◆ **REQUIRED TASK**: Scan the data beneath this task and copy each line that includes "xlabel".
>> start PROVIDED INFORMATION
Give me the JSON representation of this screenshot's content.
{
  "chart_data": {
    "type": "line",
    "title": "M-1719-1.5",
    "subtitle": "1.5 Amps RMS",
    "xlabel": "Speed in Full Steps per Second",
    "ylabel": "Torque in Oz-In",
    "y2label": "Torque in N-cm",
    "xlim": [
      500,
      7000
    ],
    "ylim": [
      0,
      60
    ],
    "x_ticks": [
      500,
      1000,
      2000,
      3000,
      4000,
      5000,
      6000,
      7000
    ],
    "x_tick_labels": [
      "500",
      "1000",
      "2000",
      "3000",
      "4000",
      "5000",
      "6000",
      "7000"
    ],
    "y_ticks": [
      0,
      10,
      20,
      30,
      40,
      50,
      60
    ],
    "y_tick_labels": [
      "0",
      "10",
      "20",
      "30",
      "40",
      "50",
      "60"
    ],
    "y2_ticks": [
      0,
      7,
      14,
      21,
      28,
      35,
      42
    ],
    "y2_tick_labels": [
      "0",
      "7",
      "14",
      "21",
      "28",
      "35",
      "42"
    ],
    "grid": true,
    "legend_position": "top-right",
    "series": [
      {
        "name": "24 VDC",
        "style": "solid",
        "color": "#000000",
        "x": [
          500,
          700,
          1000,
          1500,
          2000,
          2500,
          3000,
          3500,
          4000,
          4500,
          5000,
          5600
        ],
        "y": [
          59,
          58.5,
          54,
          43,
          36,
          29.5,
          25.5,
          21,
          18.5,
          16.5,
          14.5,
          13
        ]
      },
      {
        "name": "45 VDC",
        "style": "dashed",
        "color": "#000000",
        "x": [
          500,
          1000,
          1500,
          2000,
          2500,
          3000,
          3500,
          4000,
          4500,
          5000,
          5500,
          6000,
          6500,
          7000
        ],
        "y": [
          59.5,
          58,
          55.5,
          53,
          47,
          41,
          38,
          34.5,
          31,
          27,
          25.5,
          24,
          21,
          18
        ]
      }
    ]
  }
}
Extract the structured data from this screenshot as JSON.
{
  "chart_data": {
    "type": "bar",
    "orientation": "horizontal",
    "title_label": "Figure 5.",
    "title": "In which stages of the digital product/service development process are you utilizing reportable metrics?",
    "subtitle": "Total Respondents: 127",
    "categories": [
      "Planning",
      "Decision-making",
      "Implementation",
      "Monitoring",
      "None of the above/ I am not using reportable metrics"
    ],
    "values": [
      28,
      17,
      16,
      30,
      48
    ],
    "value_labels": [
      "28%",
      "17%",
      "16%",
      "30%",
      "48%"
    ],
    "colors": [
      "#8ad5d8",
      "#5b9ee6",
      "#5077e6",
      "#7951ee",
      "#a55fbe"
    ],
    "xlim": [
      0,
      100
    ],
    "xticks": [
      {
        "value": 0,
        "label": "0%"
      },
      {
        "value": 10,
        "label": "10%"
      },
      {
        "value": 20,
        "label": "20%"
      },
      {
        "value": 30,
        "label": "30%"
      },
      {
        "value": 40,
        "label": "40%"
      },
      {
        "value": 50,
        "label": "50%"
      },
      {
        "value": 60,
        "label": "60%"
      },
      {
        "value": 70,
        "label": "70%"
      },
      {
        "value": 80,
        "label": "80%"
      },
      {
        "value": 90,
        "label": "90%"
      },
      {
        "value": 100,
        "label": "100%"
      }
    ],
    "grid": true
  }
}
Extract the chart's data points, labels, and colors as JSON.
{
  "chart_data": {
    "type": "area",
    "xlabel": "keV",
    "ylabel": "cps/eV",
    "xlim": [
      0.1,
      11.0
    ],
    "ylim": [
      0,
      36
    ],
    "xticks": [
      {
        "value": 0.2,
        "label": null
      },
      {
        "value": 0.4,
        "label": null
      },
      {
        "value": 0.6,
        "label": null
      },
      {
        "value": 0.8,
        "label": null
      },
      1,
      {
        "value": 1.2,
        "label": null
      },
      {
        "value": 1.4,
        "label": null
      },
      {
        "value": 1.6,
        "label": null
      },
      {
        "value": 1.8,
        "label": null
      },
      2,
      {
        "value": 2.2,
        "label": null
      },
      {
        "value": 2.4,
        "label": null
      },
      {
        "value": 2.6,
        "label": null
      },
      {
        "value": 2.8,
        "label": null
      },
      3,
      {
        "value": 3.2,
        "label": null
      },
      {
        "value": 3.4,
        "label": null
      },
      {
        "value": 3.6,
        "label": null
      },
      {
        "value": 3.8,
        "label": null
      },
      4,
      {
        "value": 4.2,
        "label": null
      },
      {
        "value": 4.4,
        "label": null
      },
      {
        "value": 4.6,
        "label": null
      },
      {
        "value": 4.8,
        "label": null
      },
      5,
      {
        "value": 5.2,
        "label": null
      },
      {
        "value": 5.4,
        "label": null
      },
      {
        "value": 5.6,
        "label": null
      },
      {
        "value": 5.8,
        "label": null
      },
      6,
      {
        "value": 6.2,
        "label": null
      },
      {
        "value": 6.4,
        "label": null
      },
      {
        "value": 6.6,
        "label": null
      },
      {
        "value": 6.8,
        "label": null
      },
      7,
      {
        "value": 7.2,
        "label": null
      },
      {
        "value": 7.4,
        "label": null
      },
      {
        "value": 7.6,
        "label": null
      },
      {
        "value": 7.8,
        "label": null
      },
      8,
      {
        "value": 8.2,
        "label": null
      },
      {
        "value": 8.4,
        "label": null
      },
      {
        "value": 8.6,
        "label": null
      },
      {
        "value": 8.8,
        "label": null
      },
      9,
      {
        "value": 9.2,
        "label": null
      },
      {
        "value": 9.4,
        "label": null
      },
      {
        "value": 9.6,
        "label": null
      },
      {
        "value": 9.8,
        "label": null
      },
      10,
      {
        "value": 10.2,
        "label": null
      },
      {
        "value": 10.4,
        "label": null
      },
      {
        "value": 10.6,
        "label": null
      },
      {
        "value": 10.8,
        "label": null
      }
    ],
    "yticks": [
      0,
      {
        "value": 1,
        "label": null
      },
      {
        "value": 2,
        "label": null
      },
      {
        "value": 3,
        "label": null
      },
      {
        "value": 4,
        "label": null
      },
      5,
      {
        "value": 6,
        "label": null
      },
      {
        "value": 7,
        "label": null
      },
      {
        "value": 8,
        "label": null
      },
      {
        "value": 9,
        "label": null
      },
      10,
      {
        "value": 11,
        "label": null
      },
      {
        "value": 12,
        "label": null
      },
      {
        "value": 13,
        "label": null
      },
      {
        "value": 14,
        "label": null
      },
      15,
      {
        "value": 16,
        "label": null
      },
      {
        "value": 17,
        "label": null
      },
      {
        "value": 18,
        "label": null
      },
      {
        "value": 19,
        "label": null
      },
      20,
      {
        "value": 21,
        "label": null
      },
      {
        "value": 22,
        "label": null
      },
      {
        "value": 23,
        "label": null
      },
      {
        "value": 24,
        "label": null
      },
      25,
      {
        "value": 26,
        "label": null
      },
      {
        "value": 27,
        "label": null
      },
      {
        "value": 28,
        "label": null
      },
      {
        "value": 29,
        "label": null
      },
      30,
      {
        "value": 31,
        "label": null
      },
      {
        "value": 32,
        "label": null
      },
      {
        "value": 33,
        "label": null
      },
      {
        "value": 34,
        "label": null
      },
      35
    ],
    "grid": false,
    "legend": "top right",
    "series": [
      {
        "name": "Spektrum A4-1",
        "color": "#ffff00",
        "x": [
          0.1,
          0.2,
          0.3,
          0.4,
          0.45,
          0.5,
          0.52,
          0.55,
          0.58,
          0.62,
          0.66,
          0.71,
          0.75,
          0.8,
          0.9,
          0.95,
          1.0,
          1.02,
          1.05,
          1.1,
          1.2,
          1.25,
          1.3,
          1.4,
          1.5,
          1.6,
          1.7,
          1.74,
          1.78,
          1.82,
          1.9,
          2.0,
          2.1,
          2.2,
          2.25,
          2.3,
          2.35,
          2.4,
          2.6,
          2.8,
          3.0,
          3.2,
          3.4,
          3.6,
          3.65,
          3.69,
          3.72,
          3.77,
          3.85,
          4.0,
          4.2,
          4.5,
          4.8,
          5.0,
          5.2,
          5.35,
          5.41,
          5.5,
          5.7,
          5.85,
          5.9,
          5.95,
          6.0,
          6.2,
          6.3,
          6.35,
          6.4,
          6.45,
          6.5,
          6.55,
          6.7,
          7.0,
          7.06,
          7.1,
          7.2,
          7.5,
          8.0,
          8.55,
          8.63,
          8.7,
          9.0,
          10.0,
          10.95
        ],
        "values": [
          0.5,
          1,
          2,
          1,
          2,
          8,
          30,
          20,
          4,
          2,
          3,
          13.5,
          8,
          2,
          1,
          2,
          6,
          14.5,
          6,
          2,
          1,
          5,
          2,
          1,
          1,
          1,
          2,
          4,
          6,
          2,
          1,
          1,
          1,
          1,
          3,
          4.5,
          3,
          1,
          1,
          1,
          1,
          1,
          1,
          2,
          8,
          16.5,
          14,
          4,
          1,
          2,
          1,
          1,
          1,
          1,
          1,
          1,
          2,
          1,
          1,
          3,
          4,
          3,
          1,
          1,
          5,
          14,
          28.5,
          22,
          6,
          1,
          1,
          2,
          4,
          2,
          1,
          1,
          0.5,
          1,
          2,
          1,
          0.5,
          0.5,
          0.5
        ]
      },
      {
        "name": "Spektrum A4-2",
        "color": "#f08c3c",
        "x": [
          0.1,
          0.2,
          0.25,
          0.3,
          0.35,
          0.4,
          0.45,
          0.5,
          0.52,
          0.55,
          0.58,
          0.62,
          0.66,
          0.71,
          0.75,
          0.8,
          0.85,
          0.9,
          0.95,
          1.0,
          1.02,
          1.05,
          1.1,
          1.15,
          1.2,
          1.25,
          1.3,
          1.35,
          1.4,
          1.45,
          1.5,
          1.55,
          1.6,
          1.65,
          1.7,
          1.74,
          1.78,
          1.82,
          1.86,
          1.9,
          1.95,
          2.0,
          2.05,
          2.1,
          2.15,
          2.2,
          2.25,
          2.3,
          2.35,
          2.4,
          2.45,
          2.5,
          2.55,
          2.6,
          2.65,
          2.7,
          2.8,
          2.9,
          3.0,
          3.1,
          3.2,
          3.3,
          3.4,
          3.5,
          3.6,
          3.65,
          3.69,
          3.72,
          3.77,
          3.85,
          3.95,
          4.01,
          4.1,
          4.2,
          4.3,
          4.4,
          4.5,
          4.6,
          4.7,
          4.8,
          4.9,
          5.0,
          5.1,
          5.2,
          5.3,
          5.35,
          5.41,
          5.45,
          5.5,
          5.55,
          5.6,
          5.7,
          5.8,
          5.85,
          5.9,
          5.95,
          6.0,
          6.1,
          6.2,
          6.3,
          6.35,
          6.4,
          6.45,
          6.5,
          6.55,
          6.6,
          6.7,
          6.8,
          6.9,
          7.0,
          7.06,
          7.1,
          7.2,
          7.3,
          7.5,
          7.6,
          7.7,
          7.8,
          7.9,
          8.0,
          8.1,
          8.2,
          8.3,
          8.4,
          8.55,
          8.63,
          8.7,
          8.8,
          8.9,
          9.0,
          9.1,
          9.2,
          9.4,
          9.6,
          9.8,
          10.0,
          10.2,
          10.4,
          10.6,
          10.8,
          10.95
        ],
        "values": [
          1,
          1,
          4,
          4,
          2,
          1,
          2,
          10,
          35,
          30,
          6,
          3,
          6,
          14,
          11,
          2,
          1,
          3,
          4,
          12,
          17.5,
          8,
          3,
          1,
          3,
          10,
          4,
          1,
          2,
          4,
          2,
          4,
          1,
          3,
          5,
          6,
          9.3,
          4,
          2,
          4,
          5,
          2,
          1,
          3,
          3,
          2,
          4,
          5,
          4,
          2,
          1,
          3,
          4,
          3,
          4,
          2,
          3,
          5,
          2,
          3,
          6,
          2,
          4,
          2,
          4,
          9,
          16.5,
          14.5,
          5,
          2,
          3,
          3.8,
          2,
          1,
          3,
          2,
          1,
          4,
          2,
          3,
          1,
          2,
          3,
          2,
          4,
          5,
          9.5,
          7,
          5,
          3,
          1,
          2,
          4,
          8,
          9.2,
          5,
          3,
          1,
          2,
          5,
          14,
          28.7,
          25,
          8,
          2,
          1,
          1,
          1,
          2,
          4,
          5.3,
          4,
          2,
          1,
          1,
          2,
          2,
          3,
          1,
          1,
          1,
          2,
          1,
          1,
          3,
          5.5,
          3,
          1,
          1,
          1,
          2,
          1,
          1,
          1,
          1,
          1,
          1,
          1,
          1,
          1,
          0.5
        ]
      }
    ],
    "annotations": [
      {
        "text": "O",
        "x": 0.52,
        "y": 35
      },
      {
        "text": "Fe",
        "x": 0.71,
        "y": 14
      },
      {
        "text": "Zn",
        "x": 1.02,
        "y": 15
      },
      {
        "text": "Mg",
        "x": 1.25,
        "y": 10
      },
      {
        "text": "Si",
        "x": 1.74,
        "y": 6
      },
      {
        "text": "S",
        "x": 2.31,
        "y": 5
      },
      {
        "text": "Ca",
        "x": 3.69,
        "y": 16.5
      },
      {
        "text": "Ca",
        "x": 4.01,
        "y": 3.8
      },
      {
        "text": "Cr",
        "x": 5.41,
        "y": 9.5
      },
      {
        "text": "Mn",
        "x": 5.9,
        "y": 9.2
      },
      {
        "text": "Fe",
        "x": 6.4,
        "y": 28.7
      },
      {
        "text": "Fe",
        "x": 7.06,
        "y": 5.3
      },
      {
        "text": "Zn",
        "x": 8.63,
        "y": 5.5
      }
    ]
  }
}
>> end PROVIDED INFORMATION
◆ **ANSWER TO THIS EXERCISE**:
    "xlabel": "Speed in Full Steps per Second",
    "xlabel": "keV",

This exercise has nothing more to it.